Turismo sostenibile tra realtà e apparenza. Brevi appunti di sociologia

Il turismo moderno è un fenomeno ampiamente partecipato da tutti gli strati sociali, in quanto si è ormai affermato come importante componente di sviluppo socio-economico di un determinato territorio. Assume dunque i connotati di una forza centripeta, che attrae vari “attori turistici” ordinari e saltuari, al fine di raggiungere un equilibrio tra domanda, offerta e luogo deputato. Un tema complesso e trasversale, che si alimenta principalmente di un’attenta analisi sociologica, in quanto interdipendente con la componente umana. Questo lavoro si annuncia come il preambolo di una serie di articoli sul tema, volti a sviscerare le numerose analisi specifiche che ne possono derivare.

·····

**Esercizi scritti**
**A)** Rispondi a queste domande sul brano dedicato al turismo sostenibile:
(i) Come si è ormai affermato il turismo moderno?
(ii) Di quale analisi si alimenta principalmente il tema?
(iii) Come si annuncia questo lavoro?
**B)** Tra quali elementi, secondo il brano sul turismo sostenibile, si vuole raggiungere un equilibrio? Elencali tutti.

Record di annotazione delle coordinate:
·····

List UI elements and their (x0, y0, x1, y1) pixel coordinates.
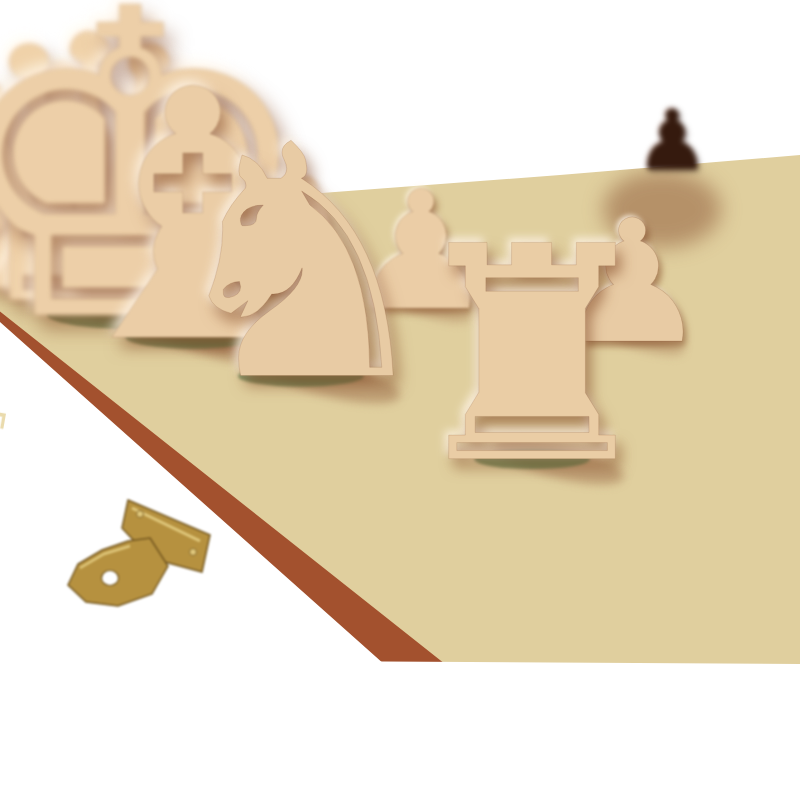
chess-set-photo: ABCDEFGH ♜♞♝♛♚♝♞♜♟♟♟♟♟♟♟♟♟ (0, 0, 800, 800)
piece-black-pawn-g8[interactable]: ♟ (635, 99, 709, 182)
piece-white-rook-h1[interactable]: ♜ (399, 208, 664, 504)
pieces-layer: ♜♞♝♛♚♝♞♜♟♟♟♟♟♟♟♟♟ (0, 0, 800, 800)
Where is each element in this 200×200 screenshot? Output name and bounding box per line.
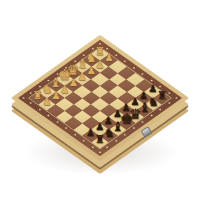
frame-inlay-dot bbox=[106, 146, 109, 148]
frame-inlay-dot bbox=[74, 134, 77, 136]
frame-inlay-dot bbox=[99, 43, 102, 45]
frame-inlay-dot bbox=[47, 115, 50, 117]
frame-inlay-dot bbox=[22, 97, 25, 99]
frame-inlay-dot bbox=[65, 127, 68, 129]
frame-inlay-dot bbox=[141, 121, 144, 123]
frame-inlay-dot bbox=[38, 108, 41, 110]
frame-inlay-dot bbox=[168, 102, 171, 104]
frame-inlay-dot bbox=[106, 48, 109, 50]
frame-inlay-dot bbox=[99, 151, 102, 153]
frame-inlay-dot bbox=[132, 127, 135, 129]
frame-inlay-dot bbox=[124, 134, 127, 136]
frame-inlay-dot bbox=[91, 146, 94, 148]
frame-inlay-dot bbox=[82, 140, 85, 142]
frame-inlay-dot bbox=[115, 140, 118, 142]
frame-inlay-dot bbox=[168, 92, 171, 94]
frame-inlay-dot bbox=[175, 97, 178, 99]
product-photo: ♜♟♟♜♞♟♟♞♝♟♟♝♛♟♟♛♚♟♟♚♝♟♟♝♞♟♟♞♜♟♟♜ bbox=[0, 0, 200, 200]
frame-inlay-dot bbox=[150, 115, 153, 117]
frame-inlay-dot bbox=[115, 54, 118, 56]
frame-inlay-dot bbox=[159, 86, 162, 88]
frame-inlay-dot bbox=[56, 121, 59, 123]
frame-inlay-dot bbox=[124, 60, 127, 62]
frame-inlay-dot bbox=[141, 73, 144, 75]
frame-inlay-dot bbox=[29, 102, 32, 104]
frame-inlay-dot bbox=[159, 108, 162, 110]
frame-inlay-dot bbox=[150, 79, 153, 81]
frame-inlay-dot bbox=[132, 67, 135, 69]
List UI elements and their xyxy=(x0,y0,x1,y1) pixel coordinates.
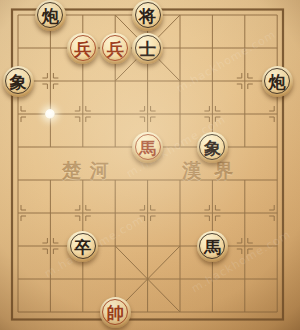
piece-glyph: 象 xyxy=(10,73,27,90)
piece-glyph: 士 xyxy=(139,40,156,57)
piece-black-cannon[interactable]: 炮 xyxy=(262,66,293,97)
piece-red-soldier[interactable]: 兵 xyxy=(100,33,131,64)
piece-black-elephant[interactable]: 象 xyxy=(3,66,34,97)
piece-black-cannon[interactable]: 炮 xyxy=(35,0,66,31)
piece-glyph: 炮 xyxy=(269,73,286,90)
piece-glyph: 兵 xyxy=(107,40,124,57)
piece-red-general[interactable]: 帥 xyxy=(100,297,131,328)
piece-glyph: 馬 xyxy=(139,139,156,156)
piece-red-horse[interactable]: 馬 xyxy=(132,132,163,163)
piece-red-soldier[interactable]: 兵 xyxy=(67,33,98,64)
piece-black-horse[interactable]: 馬 xyxy=(197,231,228,262)
xiangqi-board-screen: 楚河 漢界 m.hackhome.comm.hackhome.comm.hack… xyxy=(0,0,300,330)
piece-glyph: 馬 xyxy=(204,238,221,255)
piece-glyph: 炮 xyxy=(42,7,59,24)
piece-glyph: 帥 xyxy=(107,304,124,321)
piece-glyph: 卒 xyxy=(74,238,91,255)
piece-black-soldier[interactable]: 卒 xyxy=(67,231,98,262)
piece-black-elephant[interactable]: 象 xyxy=(197,132,228,163)
piece-glyph: 象 xyxy=(204,139,221,156)
piece-glyph: 兵 xyxy=(74,40,91,57)
piece-black-general[interactable]: 将 xyxy=(132,0,163,31)
piece-glyph: 将 xyxy=(139,7,156,24)
piece-black-advisor[interactable]: 士 xyxy=(132,33,163,64)
river-label-chu: 楚河 xyxy=(62,158,118,182)
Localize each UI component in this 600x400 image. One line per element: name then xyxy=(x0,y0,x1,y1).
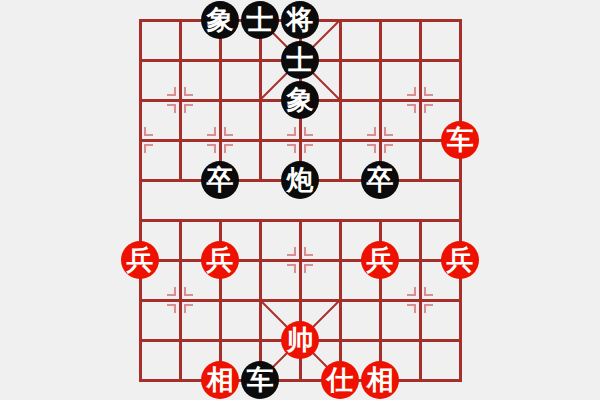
marker-bracket xyxy=(407,304,416,313)
piece-black-soldier[interactable]: 卒 xyxy=(361,161,399,199)
board-cell xyxy=(419,339,459,379)
piece-black-elephant[interactable]: 象 xyxy=(201,1,239,39)
board-cell xyxy=(219,299,259,339)
board-cell xyxy=(139,19,179,59)
board-cell xyxy=(219,59,259,99)
piece-black-soldier[interactable]: 卒 xyxy=(201,161,239,199)
marker-bracket xyxy=(287,127,296,136)
river-cell xyxy=(139,179,179,219)
piece-red-chariot[interactable]: 车 xyxy=(441,121,479,159)
marker-bracket xyxy=(424,87,433,96)
piece-black-cannon[interactable]: 炮 xyxy=(281,161,319,199)
marker-bracket xyxy=(207,144,216,153)
position-marker xyxy=(165,285,195,315)
marker-bracket xyxy=(367,127,376,136)
marker-bracket xyxy=(384,127,393,136)
position-marker xyxy=(285,125,315,155)
marker-bracket xyxy=(424,104,433,113)
position-marker xyxy=(285,245,315,275)
marker-bracket xyxy=(184,287,193,296)
position-marker xyxy=(405,285,435,315)
marker-bracket xyxy=(304,264,313,273)
marker-bracket xyxy=(167,304,176,313)
position-marker xyxy=(365,125,395,155)
marker-bracket xyxy=(407,87,416,96)
board-cell xyxy=(339,299,379,339)
marker-bracket xyxy=(424,304,433,313)
marker-bracket xyxy=(407,287,416,296)
marker-bracket xyxy=(167,87,176,96)
marker-bracket xyxy=(144,127,153,136)
piece-red-general[interactable]: 帅 xyxy=(281,321,319,359)
marker-bracket xyxy=(287,247,296,256)
position-marker xyxy=(165,85,195,115)
piece-red-soldier[interactable]: 兵 xyxy=(121,241,159,279)
marker-bracket xyxy=(424,287,433,296)
marker-bracket xyxy=(184,87,193,96)
position-marker xyxy=(125,125,155,155)
piece-red-soldier[interactable]: 兵 xyxy=(441,241,479,279)
marker-bracket xyxy=(224,144,233,153)
marker-bracket xyxy=(384,144,393,153)
marker-bracket xyxy=(167,287,176,296)
position-marker xyxy=(205,125,235,155)
marker-bracket xyxy=(304,144,313,153)
board-cell xyxy=(139,339,179,379)
piece-black-advisor[interactable]: 士 xyxy=(241,1,279,39)
piece-black-general[interactable]: 将 xyxy=(281,1,319,39)
river-cell xyxy=(419,179,459,219)
marker-bracket xyxy=(407,104,416,113)
marker-bracket xyxy=(304,127,313,136)
marker-bracket xyxy=(287,264,296,273)
piece-red-soldier[interactable]: 兵 xyxy=(201,241,239,279)
marker-bracket xyxy=(304,247,313,256)
piece-red-advisor[interactable]: 仕 xyxy=(321,361,359,399)
marker-bracket xyxy=(224,127,233,136)
board-cell xyxy=(419,19,459,59)
piece-red-soldier[interactable]: 兵 xyxy=(361,241,399,279)
board-cell xyxy=(339,19,379,59)
xiangqi-board: 象士将士象车卒炮卒兵兵兵兵帅相车仕相 xyxy=(0,0,600,400)
board-cell xyxy=(339,59,379,99)
piece-red-elephant[interactable]: 相 xyxy=(201,361,239,399)
board-cell xyxy=(379,19,419,59)
piece-black-chariot[interactable]: 车 xyxy=(241,361,279,399)
piece-red-elephant[interactable]: 相 xyxy=(361,361,399,399)
piece-black-advisor[interactable]: 士 xyxy=(281,41,319,79)
marker-bracket xyxy=(167,104,176,113)
piece-black-elephant[interactable]: 象 xyxy=(281,81,319,119)
marker-bracket xyxy=(184,104,193,113)
marker-bracket xyxy=(184,304,193,313)
marker-bracket xyxy=(287,144,296,153)
marker-bracket xyxy=(207,127,216,136)
marker-bracket xyxy=(367,144,376,153)
position-marker xyxy=(405,85,435,115)
marker-bracket xyxy=(144,144,153,153)
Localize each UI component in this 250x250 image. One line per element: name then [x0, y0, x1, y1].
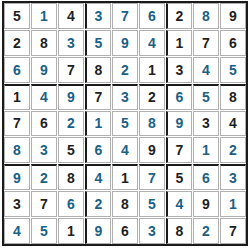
cell-r9c9[interactable]: 7 [220, 218, 246, 244]
cell-r8c4[interactable]: 2 [85, 191, 111, 217]
cell-r8c7[interactable]: 4 [166, 191, 192, 217]
cell-r8c6[interactable]: 5 [139, 191, 165, 217]
cell-r5c7[interactable]: 9 [166, 111, 192, 137]
cell-r1c7[interactable]: 2 [166, 3, 192, 29]
cell-r2c1[interactable]: 2 [4, 30, 30, 56]
cell-r9c2[interactable]: 5 [31, 218, 57, 244]
cell-r5c1[interactable]: 7 [4, 111, 30, 137]
cell-r6c1[interactable]: 8 [4, 137, 30, 163]
cell-r4c2[interactable]: 4 [31, 84, 57, 110]
cell-r4c6[interactable]: 2 [139, 84, 165, 110]
cell-r6c2[interactable]: 3 [31, 137, 57, 163]
cell-r4c8[interactable]: 5 [193, 84, 219, 110]
cell-r7c7[interactable]: 5 [166, 164, 192, 190]
cell-r1c5[interactable]: 7 [112, 3, 138, 29]
cell-r6c8[interactable]: 1 [193, 137, 219, 163]
cell-r1c3[interactable]: 4 [58, 3, 84, 29]
cell-r1c4[interactable]: 3 [85, 3, 111, 29]
cell-r5c6[interactable]: 8 [139, 111, 165, 137]
cell-r9c4[interactable]: 9 [85, 218, 111, 244]
cell-r4c1[interactable]: 1 [4, 84, 30, 110]
cell-r2c7[interactable]: 1 [166, 30, 192, 56]
cell-r8c5[interactable]: 8 [112, 191, 138, 217]
cell-r6c9[interactable]: 2 [220, 137, 246, 163]
cell-r9c1[interactable]: 4 [4, 218, 30, 244]
cell-r7c3[interactable]: 8 [58, 164, 84, 190]
cell-r2c5[interactable]: 9 [112, 30, 138, 56]
cell-r6c3[interactable]: 5 [58, 137, 84, 163]
cell-r2c3[interactable]: 3 [58, 30, 84, 56]
cell-r7c1[interactable]: 9 [4, 164, 30, 190]
cell-r7c5[interactable]: 1 [112, 164, 138, 190]
cell-r7c4[interactable]: 4 [85, 164, 111, 190]
cell-r9c3[interactable]: 1 [58, 218, 84, 244]
cell-r1c9[interactable]: 9 [220, 3, 246, 29]
cell-r1c2[interactable]: 1 [31, 3, 57, 29]
cell-r2c2[interactable]: 8 [31, 30, 57, 56]
cell-r8c3[interactable]: 6 [58, 191, 84, 217]
cell-r3c8[interactable]: 4 [193, 57, 219, 83]
cell-r3c1[interactable]: 6 [4, 57, 30, 83]
cell-r6c6[interactable]: 9 [139, 137, 165, 163]
cell-r9c5[interactable]: 6 [112, 218, 138, 244]
cell-r1c6[interactable]: 6 [139, 3, 165, 29]
cell-r5c3[interactable]: 2 [58, 111, 84, 137]
cell-r5c2[interactable]: 6 [31, 111, 57, 137]
cell-r1c1[interactable]: 5 [4, 3, 30, 29]
cell-r4c9[interactable]: 8 [220, 84, 246, 110]
cell-r8c9[interactable]: 1 [220, 191, 246, 217]
cell-r3c7[interactable]: 3 [166, 57, 192, 83]
cell-r7c2[interactable]: 2 [31, 164, 57, 190]
cell-r5c9[interactable]: 4 [220, 111, 246, 137]
cell-r2c6[interactable]: 4 [139, 30, 165, 56]
cell-r5c4[interactable]: 1 [85, 111, 111, 137]
cell-r4c3[interactable]: 9 [58, 84, 84, 110]
cell-r6c5[interactable]: 4 [112, 137, 138, 163]
cell-r7c8[interactable]: 6 [193, 164, 219, 190]
cell-r8c8[interactable]: 9 [193, 191, 219, 217]
cell-r8c2[interactable]: 7 [31, 191, 57, 217]
cell-r3c5[interactable]: 2 [112, 57, 138, 83]
cell-r9c7[interactable]: 8 [166, 218, 192, 244]
cell-r4c5[interactable]: 3 [112, 84, 138, 110]
cell-r4c4[interactable]: 7 [85, 84, 111, 110]
cell-r8c1[interactable]: 3 [4, 191, 30, 217]
cell-r6c7[interactable]: 7 [166, 137, 192, 163]
cell-r3c3[interactable]: 7 [58, 57, 84, 83]
cell-r3c6[interactable]: 1 [139, 57, 165, 83]
cell-r1c8[interactable]: 8 [193, 3, 219, 29]
cell-r9c6[interactable]: 3 [139, 218, 165, 244]
cell-r2c8[interactable]: 7 [193, 30, 219, 56]
cell-r5c5[interactable]: 5 [112, 111, 138, 137]
cell-r3c4[interactable]: 8 [85, 57, 111, 83]
cell-r5c8[interactable]: 3 [193, 111, 219, 137]
cell-r6c4[interactable]: 6 [85, 137, 111, 163]
cell-r2c9[interactable]: 6 [220, 30, 246, 56]
cell-r4c7[interactable]: 6 [166, 84, 192, 110]
cell-r3c2[interactable]: 9 [31, 57, 57, 83]
cell-r7c6[interactable]: 7 [139, 164, 165, 190]
cell-r7c9[interactable]: 3 [220, 164, 246, 190]
sudoku-board: 5143762892835941766978213451497326587621… [2, 1, 248, 246]
cell-r2c4[interactable]: 5 [85, 30, 111, 56]
cell-r3c9[interactable]: 5 [220, 57, 246, 83]
cell-r9c8[interactable]: 2 [193, 218, 219, 244]
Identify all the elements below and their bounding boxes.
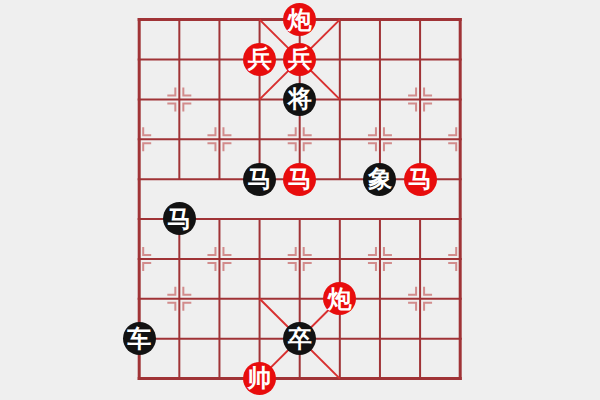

·····

**Problemi risolti**
**A)**
(i) Come importante componente di sviluppo socio-economico di un determinato territorio.
(ii) Di un'attenta analisi sociologica.
(iii) Come il preambolo di una serie di articoli sul tema.

**B)** Domanda, offerta e luogo deputato.